__WHAT IS NEEDED__
Using the listing below, copy every line that mentions "Placa".
┌─ SOURCE MATERIAL
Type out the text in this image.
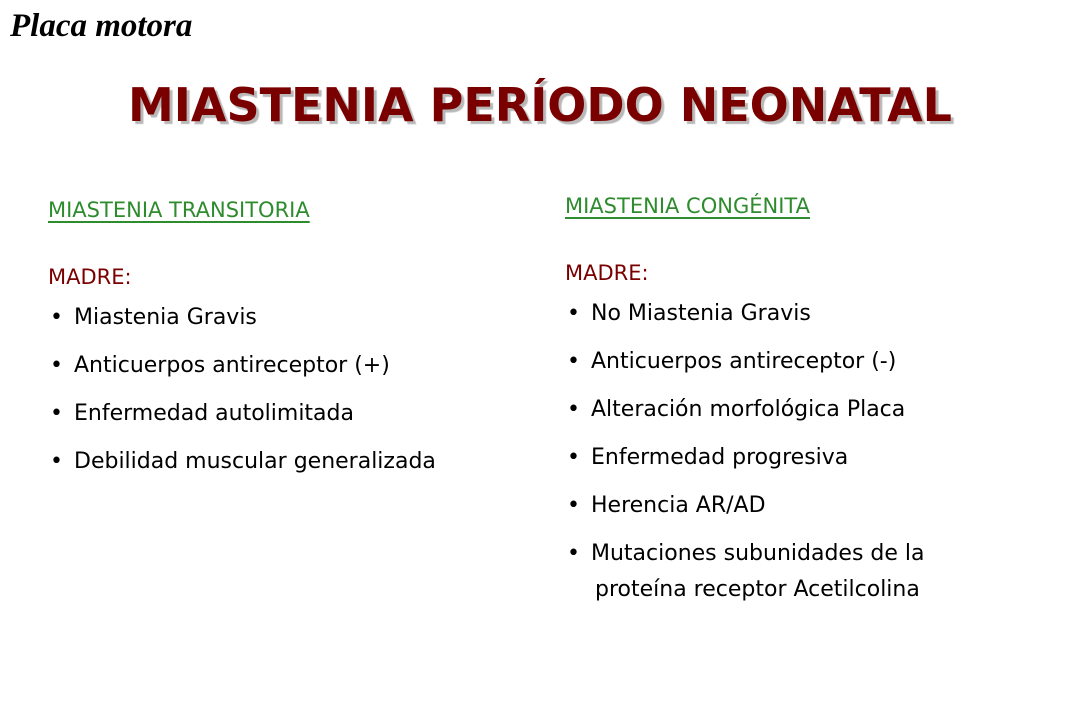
Placa motora
MIASTENIA PERÍODO NEONATAL
MIASTENIA TRANSITORIA
MADRE:
• Miastenia Gravis
• Anticuerpos antireceptor (+)
• Enfermedad autolimitada
• Debilidad muscular generalizada
MIASTENIA CONGÉNITA
MADRE:
• No Miastenia Gravis
• Anticuerpos antireceptor (-)
• Alteración morfológica Placa
• Enfermedad progresiva
• Herencia AR/AD
• Mutaciones subunidades de la
proteína receptor Acetilcolina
└─
__CORRECT ANSWER__
Placa motora
• Alteración morfológica Placa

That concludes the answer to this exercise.